WHAT TO WORK ON >>
Where does the string "style" appear? Copy every line of the entries below that holds it.

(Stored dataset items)
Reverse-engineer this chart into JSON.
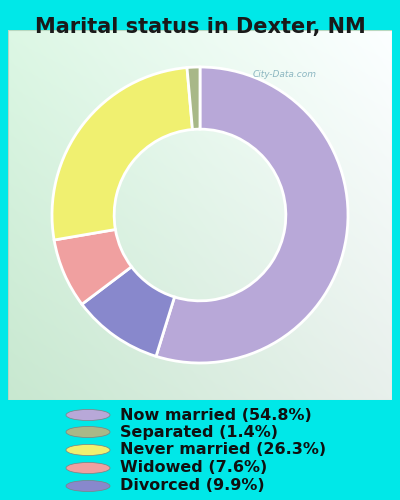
{
  "title": "Marital status in Dexter, NM",
  "slices": [
    54.8,
    9.9,
    7.6,
    26.3,
    1.4
  ],
  "slice_order_labels": [
    "Now married",
    "Divorced",
    "Widowed",
    "Never married",
    "Separated"
  ],
  "slice_colors": [
    "#B8A8D8",
    "#8888CC",
    "#F0A0A0",
    "#F0F070",
    "#A8B888"
  ],
  "legend_labels": [
    "Now married (54.8%)",
    "Separated (1.4%)",
    "Never married (26.3%)",
    "Widowed (7.6%)",
    "Divorced (9.9%)"
  ],
  "legend_colors": [
    "#B8A8D8",
    "#A8B888",
    "#F0F070",
    "#F0A0A0",
    "#8888CC"
  ],
  "bg_outer": "#00E8E8",
  "bg_chart_left": "#C8E8D0",
  "bg_chart_right": "#E8F8F0",
  "watermark": "City-Data.com",
  "title_fontsize": 15,
  "legend_fontsize": 11.5,
  "donut_width": 0.42,
  "startangle": 90
}
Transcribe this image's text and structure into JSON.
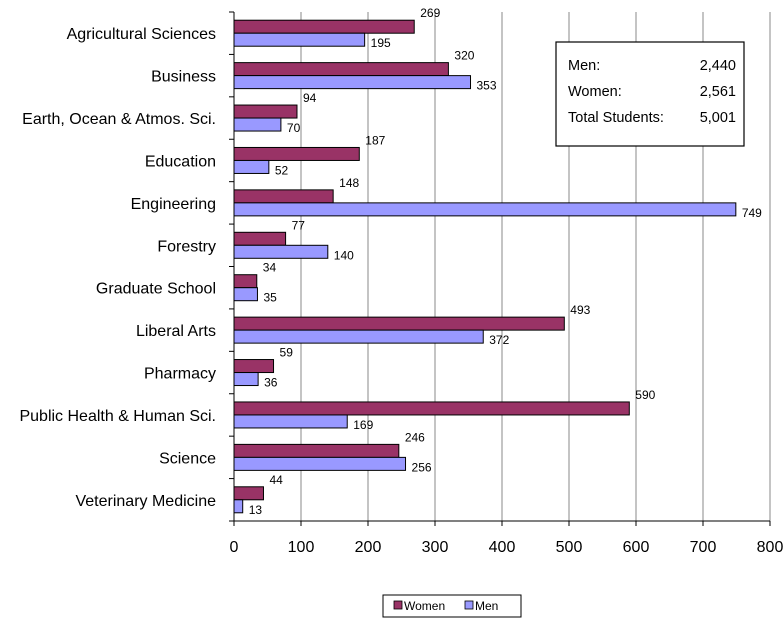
{
  "chart_data": {
    "type": "bar",
    "orientation": "horizontal",
    "categories": [
      "Agricultural Sciences",
      "Business",
      "Earth, Ocean & Atmos. Sci.",
      "Education",
      "Engineering",
      "Forestry",
      "Graduate School",
      "Liberal Arts",
      "Pharmacy",
      "Public Health & Human Sci.",
      "Science",
      "Veterinary Medicine"
    ],
    "series": [
      {
        "name": "Women",
        "color": "#993366",
        "values": [
          269,
          320,
          94,
          187,
          148,
          77,
          34,
          493,
          59,
          590,
          246,
          44
        ],
        "labels": [
          "269",
          "320",
          "94",
          "187",
          "148",
          "77",
          "34",
          "493",
          "59",
          "590",
          "246",
          "44"
        ]
      },
      {
        "name": "Men",
        "color": "#9999FF",
        "values": [
          195,
          353,
          70,
          52,
          749,
          140,
          35,
          372,
          36,
          169,
          256,
          13
        ],
        "labels": [
          "195",
          "353",
          "70",
          "52",
          "749",
          "140",
          "35",
          "372",
          "36",
          "169",
          "256",
          "13"
        ]
      }
    ],
    "xlim": [
      0,
      800
    ],
    "xticks": [
      0,
      100,
      200,
      300,
      400,
      500,
      600,
      700,
      800
    ],
    "xtick_labels": [
      "0",
      "100",
      "200",
      "300",
      "400",
      "500",
      "600",
      "700",
      "800"
    ],
    "grid": "vertical",
    "legend_position": "bottom",
    "legend": [
      "Women",
      "Men"
    ],
    "summary_box": {
      "rows": [
        {
          "label": "Men:",
          "value": "2,440"
        },
        {
          "label": "Women:",
          "value": "2,561"
        },
        {
          "label": "Total Students:",
          "value": "5,001"
        }
      ]
    }
  }
}
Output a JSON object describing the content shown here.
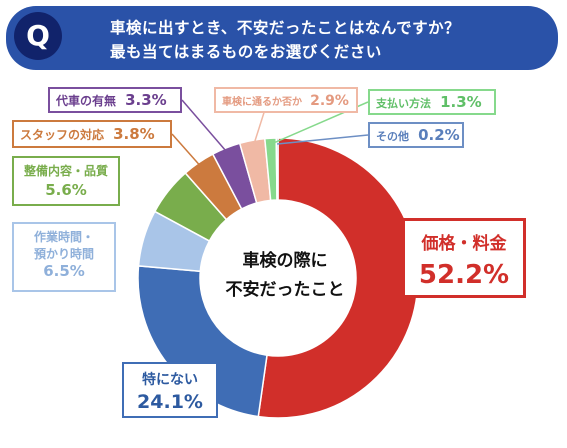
{
  "question": {
    "badge": "Q",
    "line1": "車検に出すとき、不安だったことはなんですか？",
    "line2": "最も当てはまるものをお選びください"
  },
  "chart_data": {
    "type": "pie",
    "center_label_line1": "車検の際に",
    "center_label_line2": "不安だったこと",
    "slices": [
      {
        "label": "価格・料金",
        "value": 52.2,
        "display": "52.2%",
        "color": "#d12f2a"
      },
      {
        "label": "特にない",
        "value": 24.1,
        "display": "24.1%",
        "color": "#3f6db5"
      },
      {
        "label": "作業時間・預かり時間",
        "value": 6.5,
        "display": "6.5%",
        "color": "#a9c5e8"
      },
      {
        "label": "整備内容・品質",
        "value": 5.6,
        "display": "5.6%",
        "color": "#79ad4c"
      },
      {
        "label": "スタッフの対応",
        "value": 3.8,
        "display": "3.8%",
        "color": "#cc7a3e"
      },
      {
        "label": "代車の有無",
        "value": 3.3,
        "display": "3.3%",
        "color": "#7a4f9e"
      },
      {
        "label": "車検に通るか否か",
        "value": 2.9,
        "display": "2.9%",
        "color": "#f0b9a5"
      },
      {
        "label": "支払い方法",
        "value": 1.3,
        "display": "1.3%",
        "color": "#86d98c"
      },
      {
        "label": "その他",
        "value": 0.2,
        "display": "0.2%",
        "color": "#6d8fc4"
      }
    ]
  }
}
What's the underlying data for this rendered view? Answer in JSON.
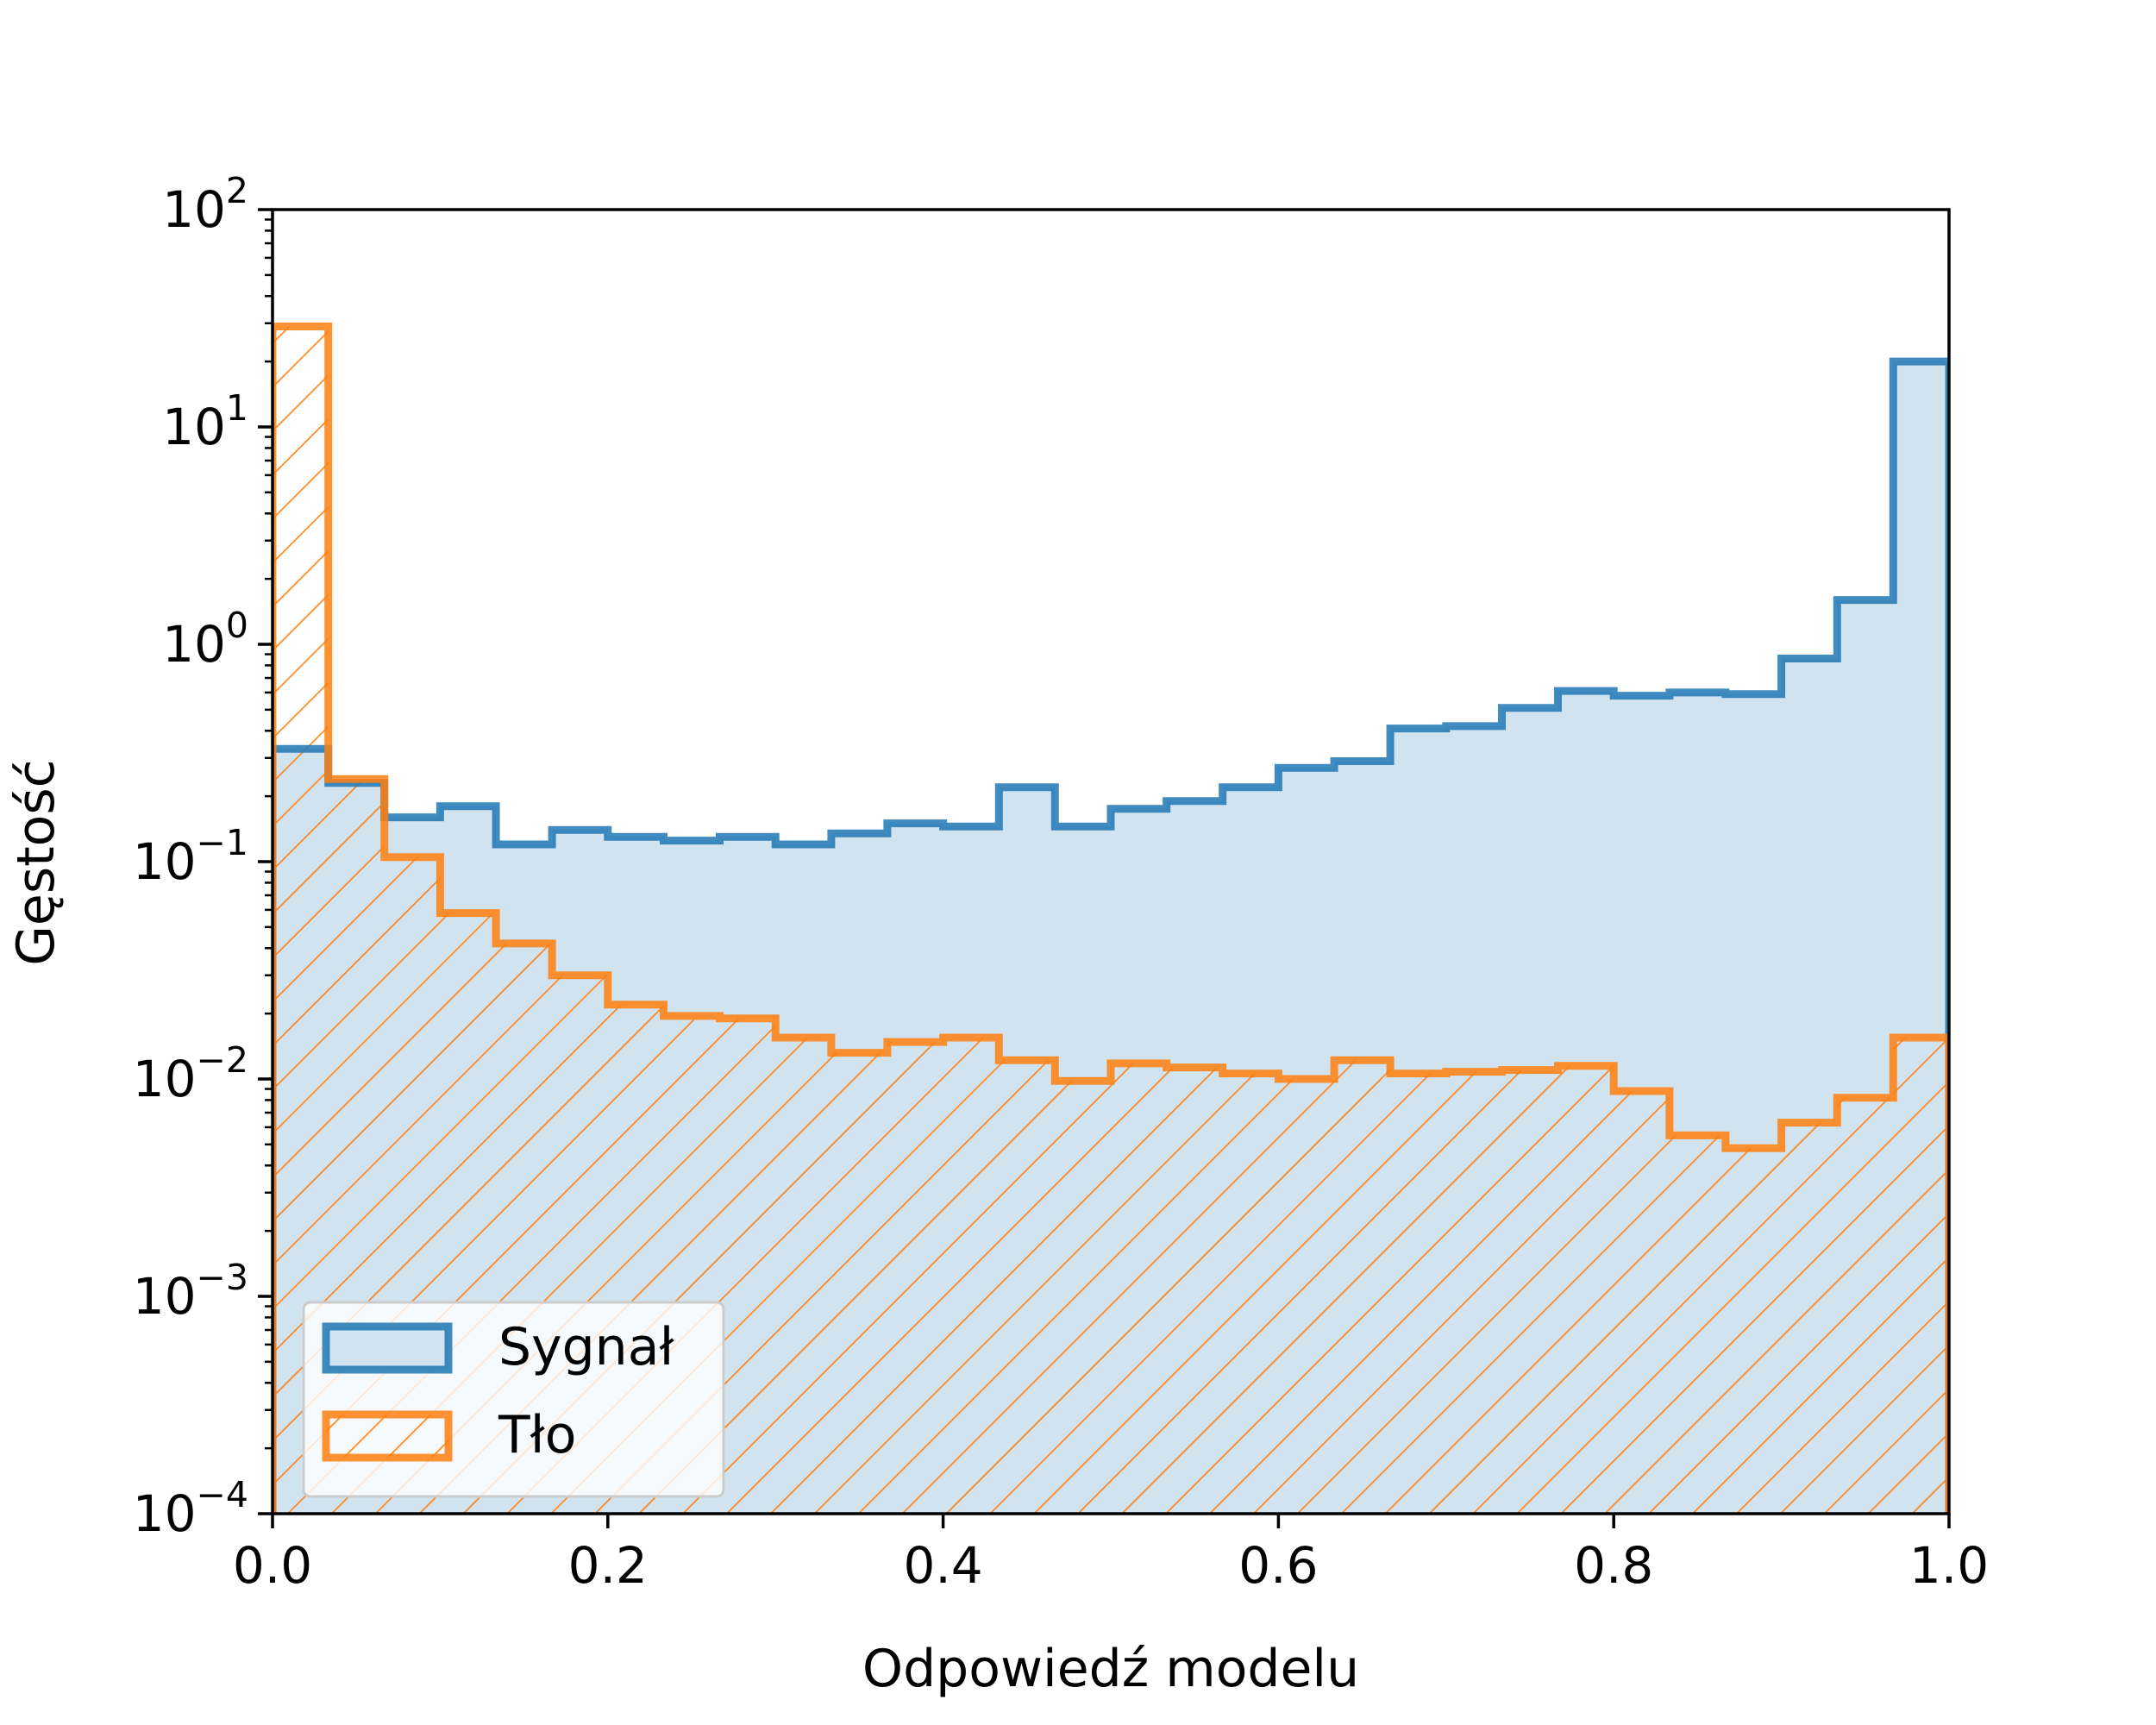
{
  "chart_data": {
    "type": "histogram",
    "title": "",
    "xlabel": "Odpowiedź modelu",
    "ylabel": "Gęstość",
    "xlim": [
      0.0,
      1.0
    ],
    "ylim": [
      0.0001,
      100
    ],
    "yscale": "log",
    "grid": false,
    "legend_position": "lower-left",
    "x_ticks": [
      "0.0",
      "0.2",
      "0.4",
      "0.6",
      "0.8",
      "1.0"
    ],
    "y_ticks": [
      {
        "base": "10",
        "exp": "−4"
      },
      {
        "base": "10",
        "exp": "−3"
      },
      {
        "base": "10",
        "exp": "−2"
      },
      {
        "base": "10",
        "exp": "−1"
      },
      {
        "base": "10",
        "exp": "0"
      },
      {
        "base": "10",
        "exp": "1"
      },
      {
        "base": "10",
        "exp": "2"
      }
    ],
    "bin_edges": [
      0.0,
      0.0333,
      0.0667,
      0.1,
      0.1333,
      0.1667,
      0.2,
      0.2333,
      0.2667,
      0.3,
      0.3333,
      0.3667,
      0.4,
      0.4333,
      0.4667,
      0.5,
      0.5333,
      0.5667,
      0.6,
      0.6333,
      0.6667,
      0.7,
      0.7333,
      0.7667,
      0.8,
      0.8333,
      0.8667,
      0.9,
      0.9333,
      0.9667,
      1.0
    ],
    "series": [
      {
        "name": "Sygnał",
        "color": "#1f77b4",
        "fill": "#d1e3ef",
        "style": "filled-step",
        "values": [
          0.33,
          0.23,
          0.16,
          0.18,
          0.12,
          0.14,
          0.13,
          0.125,
          0.13,
          0.12,
          0.135,
          0.15,
          0.145,
          0.22,
          0.145,
          0.175,
          0.19,
          0.22,
          0.27,
          0.29,
          0.41,
          0.42,
          0.51,
          0.61,
          0.58,
          0.6,
          0.59,
          0.86,
          1.6,
          20
        ]
      },
      {
        "name": "Tło",
        "color": "#ff7f0e",
        "fill": "none",
        "style": "hatched-step",
        "values": [
          29,
          0.24,
          0.105,
          0.058,
          0.042,
          0.03,
          0.022,
          0.0195,
          0.019,
          0.0155,
          0.0132,
          0.0148,
          0.0155,
          0.0122,
          0.0098,
          0.0118,
          0.0113,
          0.0106,
          0.01,
          0.0122,
          0.0106,
          0.0108,
          0.011,
          0.0115,
          0.0088,
          0.0055,
          0.0048,
          0.0063,
          0.0082,
          0.0155
        ]
      }
    ]
  }
}
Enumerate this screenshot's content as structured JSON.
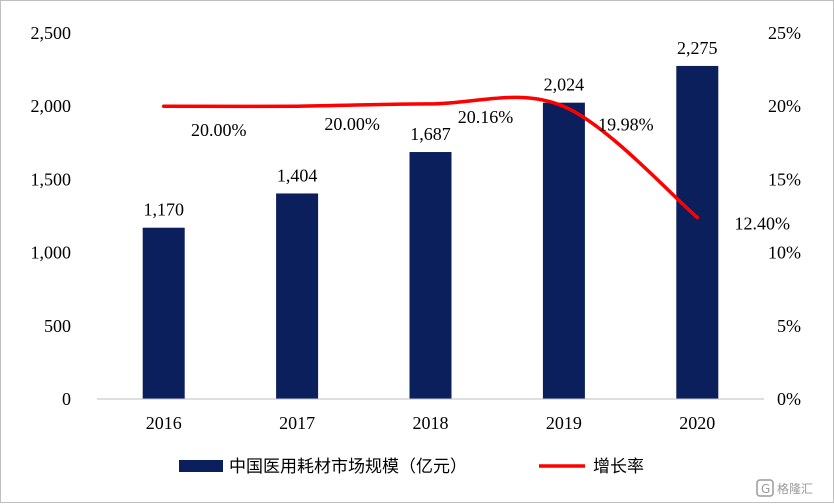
{
  "chart_data": {
    "type": "bar",
    "categories": [
      "2016",
      "2017",
      "2018",
      "2019",
      "2020"
    ],
    "series": [
      {
        "name": "中国医用耗材市场规模（亿元）",
        "type": "bar",
        "axis": "left",
        "values": [
          1170,
          1404,
          1687,
          2024,
          2275
        ],
        "labels": [
          "1,170",
          "1,404",
          "1,687",
          "2,024",
          "2,275"
        ],
        "color": "#0b1f5c"
      },
      {
        "name": "增长率",
        "type": "line",
        "axis": "right",
        "values": [
          20.0,
          20.0,
          20.16,
          19.98,
          12.4
        ],
        "labels": [
          "20.00%",
          "20.00%",
          "20.16%",
          "19.98%",
          "12.40%"
        ],
        "color": "#ff0000"
      }
    ],
    "y_left": {
      "range": [
        0,
        2500
      ],
      "ticks": [
        0,
        500,
        1000,
        1500,
        2000,
        2500
      ],
      "tick_labels": [
        "0",
        "500",
        "1,000",
        "1,500",
        "2,000",
        "2,500"
      ]
    },
    "y_right": {
      "range": [
        0,
        25
      ],
      "ticks": [
        0,
        5,
        10,
        15,
        20,
        25
      ],
      "tick_labels": [
        "0%",
        "5%",
        "10%",
        "15%",
        "20%",
        "25%"
      ]
    },
    "grid": false,
    "legend_position": "bottom"
  },
  "watermark": {
    "text": "格隆汇",
    "icon": "g-logo-icon"
  }
}
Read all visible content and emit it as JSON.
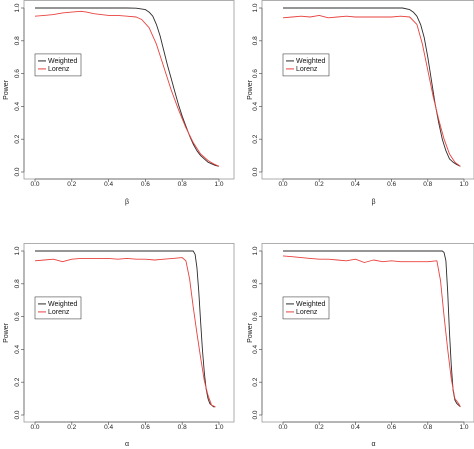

SOLVED EXERCISE >>
        "style": "filled-step",
        "style": "hatched-step",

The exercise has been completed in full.